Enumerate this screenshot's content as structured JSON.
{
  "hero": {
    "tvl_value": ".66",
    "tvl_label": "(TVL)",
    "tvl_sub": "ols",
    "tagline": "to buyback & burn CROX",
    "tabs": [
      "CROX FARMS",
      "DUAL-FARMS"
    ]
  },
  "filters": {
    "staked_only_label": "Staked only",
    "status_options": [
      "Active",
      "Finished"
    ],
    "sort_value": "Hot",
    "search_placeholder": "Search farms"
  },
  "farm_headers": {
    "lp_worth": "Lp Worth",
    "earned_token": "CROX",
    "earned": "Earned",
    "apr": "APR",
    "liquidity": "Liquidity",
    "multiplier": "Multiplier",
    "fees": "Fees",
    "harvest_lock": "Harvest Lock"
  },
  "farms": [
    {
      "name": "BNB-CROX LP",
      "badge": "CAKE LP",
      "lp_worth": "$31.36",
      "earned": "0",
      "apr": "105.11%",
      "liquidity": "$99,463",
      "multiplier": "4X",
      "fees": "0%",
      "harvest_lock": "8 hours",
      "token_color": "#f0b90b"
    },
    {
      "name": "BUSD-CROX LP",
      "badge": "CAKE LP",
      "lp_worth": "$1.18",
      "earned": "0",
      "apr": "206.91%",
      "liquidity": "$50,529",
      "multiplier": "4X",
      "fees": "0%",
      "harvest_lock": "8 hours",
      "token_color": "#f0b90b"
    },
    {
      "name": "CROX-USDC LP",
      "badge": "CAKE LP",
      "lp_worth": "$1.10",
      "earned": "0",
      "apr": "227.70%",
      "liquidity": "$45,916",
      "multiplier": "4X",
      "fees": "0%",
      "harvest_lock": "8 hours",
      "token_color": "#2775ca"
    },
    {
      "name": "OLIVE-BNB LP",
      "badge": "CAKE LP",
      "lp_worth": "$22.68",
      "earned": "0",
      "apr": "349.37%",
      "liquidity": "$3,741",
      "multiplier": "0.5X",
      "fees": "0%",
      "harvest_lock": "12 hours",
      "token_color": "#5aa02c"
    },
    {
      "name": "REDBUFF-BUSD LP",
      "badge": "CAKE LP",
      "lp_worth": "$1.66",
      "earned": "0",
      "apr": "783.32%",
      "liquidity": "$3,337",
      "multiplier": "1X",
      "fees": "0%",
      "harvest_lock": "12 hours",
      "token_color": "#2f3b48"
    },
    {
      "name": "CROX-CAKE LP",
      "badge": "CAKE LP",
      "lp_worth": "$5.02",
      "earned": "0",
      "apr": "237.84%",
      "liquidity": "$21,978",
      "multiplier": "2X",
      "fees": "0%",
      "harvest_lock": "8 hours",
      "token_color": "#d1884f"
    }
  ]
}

——————————

Transcribe the whole listing with nothing added or left out.

Complete response:
Enumerate this screenshot's content as structured JSON.
{
  "hero": {
    "tvl_value": ".66",
    "tvl_label": "(TVL)",
    "tvl_sub": "ols",
    "tagline": "to buyback & burn CROX",
    "tabs": [
      "CROX FARMS",
      "DUAL-FARMS"
    ]
  },
  "filters": {
    "staked_only_label": "Staked only",
    "status_options": [
      "Active",
      "Finished"
    ],
    "sort_value": "Hot",
    "search_placeholder": "Search farms"
  },
  "farm_headers": {
    "lp_worth": "Lp Worth",
    "earned_token": "CROX",
    "earned": "Earned",
    "apr": "APR",
    "liquidity": "Liquidity",
    "multiplier": "Multiplier",
    "fees": "Fees",
    "harvest_lock": "Harvest Lock"
  },
  "farms": [
    {
      "name": "BNB-CROX LP",
      "badge": "CAKE LP",
      "lp_worth": "$31.36",
      "earned": "0",
      "apr": "105.11%",
      "liquidity": "$99,463",
      "multiplier": "4X",
      "fees": "0%",
      "harvest_lock": "8 hours",
      "token_color": "#f0b90b"
    },
    {
      "name": "BUSD-CROX LP",
      "badge": "CAKE LP",
      "lp_worth": "$1.18",
      "earned": "0",
      "apr": "206.91%",
      "liquidity": "$50,529",
      "multiplier": "4X",
      "fees": "0%",
      "harvest_lock": "8 hours",
      "token_color": "#f0b90b"
    },
    {
      "name": "CROX-USDC LP",
      "badge": "CAKE LP",
      "lp_worth": "$1.10",
      "earned": "0",
      "apr": "227.70%",
      "liquidity": "$45,916",
      "multiplier": "4X",
      "fees": "0%",
      "harvest_lock": "8 hours",
      "token_color": "#2775ca"
    },
    {
      "name": "OLIVE-BNB LP",
      "badge": "CAKE LP",
      "lp_worth": "$22.68",
      "earned": "0",
      "apr": "349.37%",
      "liquidity": "$3,741",
      "multiplier": "0.5X",
      "fees": "0%",
      "harvest_lock": "12 hours",
      "token_color": "#5aa02c"
    },
    {
      "name": "REDBUFF-BUSD LP",
      "badge": "CAKE LP",
      "lp_worth": "$1.66",
      "earned": "0",
      "apr": "783.32%",
      "liquidity": "$3,337",
      "multiplier": "1X",
      "fees": "0%",
      "harvest_lock": "12 hours",
      "token_color": "#2f3b48"
    },
    {
      "name": "CROX-CAKE LP",
      "badge": "CAKE LP",
      "lp_worth": "$5.02",
      "earned": "0",
      "apr": "237.84%",
      "liquidity": "$21,978",
      "multiplier": "2X",
      "fees": "0%",
      "harvest_lock": "8 hours",
      "token_color": "#d1884f"
    }
  ]
}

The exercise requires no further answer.